### Aim of the exercise
Convert everything in the data below, from the line containing "- window-split-divider[interactable]: [250, 48, 260, 751]" down to the line containing "- tree-item[interactable]: README.markdown: [2, 713, 250, 732]", both included, into a JSON list of strings with one string per line and blank lines omitted.

-- begin Dataset content --

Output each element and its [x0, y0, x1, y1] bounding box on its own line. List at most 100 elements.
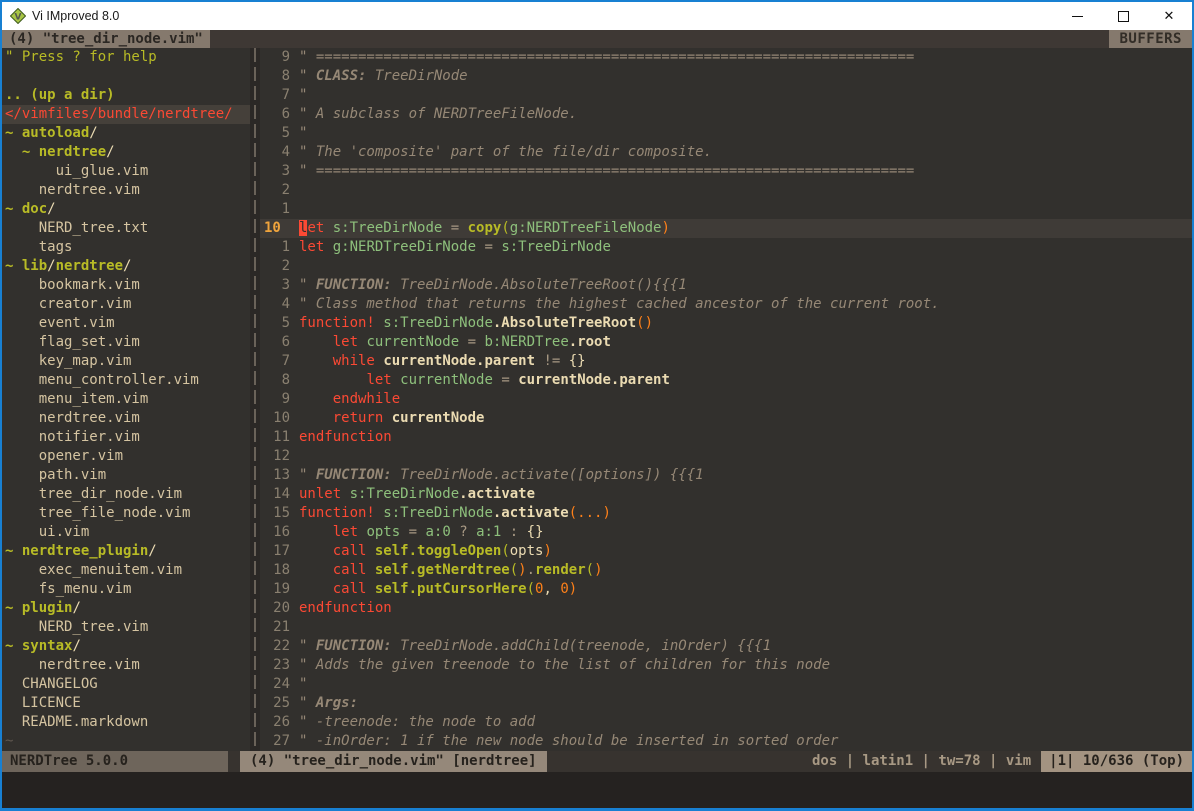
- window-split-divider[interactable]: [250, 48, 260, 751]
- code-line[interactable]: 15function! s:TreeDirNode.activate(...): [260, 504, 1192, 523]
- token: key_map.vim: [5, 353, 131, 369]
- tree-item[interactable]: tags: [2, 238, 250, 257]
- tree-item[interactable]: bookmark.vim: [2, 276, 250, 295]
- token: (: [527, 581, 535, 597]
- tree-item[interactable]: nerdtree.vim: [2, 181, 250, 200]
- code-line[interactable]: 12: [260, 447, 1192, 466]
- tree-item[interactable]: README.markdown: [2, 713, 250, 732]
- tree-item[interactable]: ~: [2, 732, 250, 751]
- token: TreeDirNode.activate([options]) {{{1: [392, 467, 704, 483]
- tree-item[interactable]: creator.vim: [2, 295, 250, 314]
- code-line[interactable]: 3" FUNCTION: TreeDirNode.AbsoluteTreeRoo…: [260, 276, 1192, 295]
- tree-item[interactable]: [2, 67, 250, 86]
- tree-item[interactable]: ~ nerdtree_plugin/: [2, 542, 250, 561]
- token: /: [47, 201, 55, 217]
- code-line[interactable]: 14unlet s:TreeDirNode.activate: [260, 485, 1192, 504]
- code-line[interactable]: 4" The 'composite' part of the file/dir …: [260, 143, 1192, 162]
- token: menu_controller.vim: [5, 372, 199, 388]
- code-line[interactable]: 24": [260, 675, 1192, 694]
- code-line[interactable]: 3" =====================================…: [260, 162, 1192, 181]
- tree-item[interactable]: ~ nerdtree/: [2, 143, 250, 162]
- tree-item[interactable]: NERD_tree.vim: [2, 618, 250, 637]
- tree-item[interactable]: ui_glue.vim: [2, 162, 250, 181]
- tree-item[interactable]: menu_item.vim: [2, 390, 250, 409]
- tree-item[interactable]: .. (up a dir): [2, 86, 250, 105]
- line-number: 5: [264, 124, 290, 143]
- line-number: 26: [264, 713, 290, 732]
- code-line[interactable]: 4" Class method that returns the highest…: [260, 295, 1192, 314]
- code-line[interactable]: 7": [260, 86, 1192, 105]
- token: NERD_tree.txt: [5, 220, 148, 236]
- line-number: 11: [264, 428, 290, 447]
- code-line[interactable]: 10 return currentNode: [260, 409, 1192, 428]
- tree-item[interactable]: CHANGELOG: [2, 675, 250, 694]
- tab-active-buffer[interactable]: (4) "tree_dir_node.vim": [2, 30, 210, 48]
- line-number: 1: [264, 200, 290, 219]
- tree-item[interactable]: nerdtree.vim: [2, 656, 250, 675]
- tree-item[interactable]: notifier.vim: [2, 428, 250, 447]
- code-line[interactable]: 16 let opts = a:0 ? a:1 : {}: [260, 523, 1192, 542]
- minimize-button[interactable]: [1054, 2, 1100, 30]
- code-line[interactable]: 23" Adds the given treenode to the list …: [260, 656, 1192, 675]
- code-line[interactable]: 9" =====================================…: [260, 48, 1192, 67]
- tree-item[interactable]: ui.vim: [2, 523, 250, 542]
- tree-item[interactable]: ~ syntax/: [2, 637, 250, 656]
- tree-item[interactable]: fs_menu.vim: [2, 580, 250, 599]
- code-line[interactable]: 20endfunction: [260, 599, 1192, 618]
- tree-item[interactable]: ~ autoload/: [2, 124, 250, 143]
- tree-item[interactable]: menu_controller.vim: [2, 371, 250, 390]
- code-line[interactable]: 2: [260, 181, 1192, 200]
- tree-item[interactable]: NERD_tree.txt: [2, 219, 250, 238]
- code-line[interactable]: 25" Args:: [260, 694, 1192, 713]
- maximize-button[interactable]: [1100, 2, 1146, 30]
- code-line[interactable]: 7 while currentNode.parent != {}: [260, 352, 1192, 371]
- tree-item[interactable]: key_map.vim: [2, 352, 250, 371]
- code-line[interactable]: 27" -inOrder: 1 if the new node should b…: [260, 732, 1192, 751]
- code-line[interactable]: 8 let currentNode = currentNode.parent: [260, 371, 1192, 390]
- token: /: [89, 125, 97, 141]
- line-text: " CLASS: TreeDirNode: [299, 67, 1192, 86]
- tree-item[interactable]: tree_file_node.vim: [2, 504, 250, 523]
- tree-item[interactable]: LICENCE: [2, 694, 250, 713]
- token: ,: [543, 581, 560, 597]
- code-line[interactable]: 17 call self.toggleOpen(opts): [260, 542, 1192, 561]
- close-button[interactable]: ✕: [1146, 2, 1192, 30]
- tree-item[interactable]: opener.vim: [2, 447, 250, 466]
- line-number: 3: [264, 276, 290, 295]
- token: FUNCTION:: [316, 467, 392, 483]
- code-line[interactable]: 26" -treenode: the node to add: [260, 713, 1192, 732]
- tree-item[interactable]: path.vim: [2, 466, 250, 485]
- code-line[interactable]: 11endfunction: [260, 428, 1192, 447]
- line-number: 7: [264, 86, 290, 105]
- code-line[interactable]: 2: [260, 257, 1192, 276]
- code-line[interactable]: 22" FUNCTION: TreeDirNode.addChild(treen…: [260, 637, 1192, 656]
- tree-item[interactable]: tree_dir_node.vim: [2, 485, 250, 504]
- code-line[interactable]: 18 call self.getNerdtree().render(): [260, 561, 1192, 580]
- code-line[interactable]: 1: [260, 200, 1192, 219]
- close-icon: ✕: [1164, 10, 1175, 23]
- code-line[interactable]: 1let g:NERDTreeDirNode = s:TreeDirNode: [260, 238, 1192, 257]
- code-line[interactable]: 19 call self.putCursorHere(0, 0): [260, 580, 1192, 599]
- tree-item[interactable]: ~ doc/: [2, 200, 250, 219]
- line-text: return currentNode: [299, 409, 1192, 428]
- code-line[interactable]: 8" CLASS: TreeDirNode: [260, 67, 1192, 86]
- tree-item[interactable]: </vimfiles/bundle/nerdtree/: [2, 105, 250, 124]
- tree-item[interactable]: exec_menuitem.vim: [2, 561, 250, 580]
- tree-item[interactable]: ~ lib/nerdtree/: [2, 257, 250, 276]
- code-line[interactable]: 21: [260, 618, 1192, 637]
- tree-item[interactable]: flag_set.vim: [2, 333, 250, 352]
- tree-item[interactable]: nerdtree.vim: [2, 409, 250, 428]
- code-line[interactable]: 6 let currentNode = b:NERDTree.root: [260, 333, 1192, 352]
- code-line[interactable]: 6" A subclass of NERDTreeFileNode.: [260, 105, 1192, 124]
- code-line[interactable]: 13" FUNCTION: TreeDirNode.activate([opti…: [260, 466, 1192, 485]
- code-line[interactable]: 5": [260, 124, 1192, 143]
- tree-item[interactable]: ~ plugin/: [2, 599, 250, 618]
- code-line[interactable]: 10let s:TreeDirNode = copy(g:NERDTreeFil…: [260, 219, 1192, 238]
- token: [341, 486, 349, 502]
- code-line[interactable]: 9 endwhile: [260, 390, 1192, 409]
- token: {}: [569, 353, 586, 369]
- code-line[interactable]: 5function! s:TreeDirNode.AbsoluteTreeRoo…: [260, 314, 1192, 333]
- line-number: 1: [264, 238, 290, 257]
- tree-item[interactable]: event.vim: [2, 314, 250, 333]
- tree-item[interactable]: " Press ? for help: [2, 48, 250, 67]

-- end Dataset content --
-- begin Dataset content --

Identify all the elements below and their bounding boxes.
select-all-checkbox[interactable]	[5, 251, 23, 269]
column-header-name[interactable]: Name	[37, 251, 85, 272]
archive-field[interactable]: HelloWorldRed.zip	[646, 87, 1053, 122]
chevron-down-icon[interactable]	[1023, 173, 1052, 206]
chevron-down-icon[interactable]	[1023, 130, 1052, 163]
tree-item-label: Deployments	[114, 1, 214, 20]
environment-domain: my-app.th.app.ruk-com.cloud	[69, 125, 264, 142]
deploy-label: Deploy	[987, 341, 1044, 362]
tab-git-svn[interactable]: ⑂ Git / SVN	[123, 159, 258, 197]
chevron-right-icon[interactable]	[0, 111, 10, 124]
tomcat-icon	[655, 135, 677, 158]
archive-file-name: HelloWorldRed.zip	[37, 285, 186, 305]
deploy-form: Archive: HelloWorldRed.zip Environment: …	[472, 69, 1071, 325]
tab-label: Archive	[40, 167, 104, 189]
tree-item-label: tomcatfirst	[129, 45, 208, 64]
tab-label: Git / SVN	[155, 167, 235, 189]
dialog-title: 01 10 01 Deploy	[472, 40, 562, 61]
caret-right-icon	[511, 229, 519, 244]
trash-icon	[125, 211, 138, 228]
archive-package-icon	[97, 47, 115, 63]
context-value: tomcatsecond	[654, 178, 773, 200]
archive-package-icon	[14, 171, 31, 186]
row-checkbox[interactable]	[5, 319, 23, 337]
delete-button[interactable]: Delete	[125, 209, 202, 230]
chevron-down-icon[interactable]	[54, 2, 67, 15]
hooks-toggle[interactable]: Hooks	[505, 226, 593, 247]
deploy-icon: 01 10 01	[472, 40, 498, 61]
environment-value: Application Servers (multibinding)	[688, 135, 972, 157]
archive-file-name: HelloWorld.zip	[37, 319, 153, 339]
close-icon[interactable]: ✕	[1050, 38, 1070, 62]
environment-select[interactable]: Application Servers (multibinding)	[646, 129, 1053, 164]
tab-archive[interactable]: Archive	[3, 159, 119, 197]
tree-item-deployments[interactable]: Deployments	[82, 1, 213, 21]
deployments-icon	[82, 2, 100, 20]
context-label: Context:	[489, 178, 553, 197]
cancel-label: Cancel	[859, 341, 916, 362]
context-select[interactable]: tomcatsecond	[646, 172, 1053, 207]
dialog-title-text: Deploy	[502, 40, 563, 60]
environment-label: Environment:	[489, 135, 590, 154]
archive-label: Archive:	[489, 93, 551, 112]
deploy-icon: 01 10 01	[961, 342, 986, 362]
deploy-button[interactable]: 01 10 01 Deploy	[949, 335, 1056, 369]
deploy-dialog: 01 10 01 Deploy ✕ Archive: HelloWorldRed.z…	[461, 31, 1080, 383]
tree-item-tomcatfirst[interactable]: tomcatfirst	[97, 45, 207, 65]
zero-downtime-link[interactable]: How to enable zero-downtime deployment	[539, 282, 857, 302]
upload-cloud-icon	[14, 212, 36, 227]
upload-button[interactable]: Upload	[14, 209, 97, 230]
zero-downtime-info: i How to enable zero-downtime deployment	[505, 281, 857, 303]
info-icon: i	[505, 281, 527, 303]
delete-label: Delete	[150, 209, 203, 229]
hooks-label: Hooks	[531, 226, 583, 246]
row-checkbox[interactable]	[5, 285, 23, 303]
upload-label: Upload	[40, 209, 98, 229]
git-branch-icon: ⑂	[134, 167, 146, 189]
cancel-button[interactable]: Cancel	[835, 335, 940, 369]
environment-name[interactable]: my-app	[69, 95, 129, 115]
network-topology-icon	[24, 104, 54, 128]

-- end Dataset content --

### Output for this exercise
[
  "- window-split-divider[interactable]: [250, 48, 260, 751]",
  "- code-line[interactable]: 15function! s:TreeDirNode.activate(...): [260, 504, 1192, 523]",
  "- token: key_map.vim: [5, 353, 131, 369]",
  "- tree-item[interactable]: tags: [2, 238, 250, 257]",
  "- tree-item[interactable]: bookmark.vim: [2, 276, 250, 295]",
  "- token: (: [527, 581, 535, 597]",
  "- tree-item[interactable]: nerdtree.vim: [2, 181, 250, 200]",
  "- code-line[interactable]: 12: [260, 447, 1192, 466]",
  "- tree-item[interactable]: README.markdown: [2, 713, 250, 732]"
]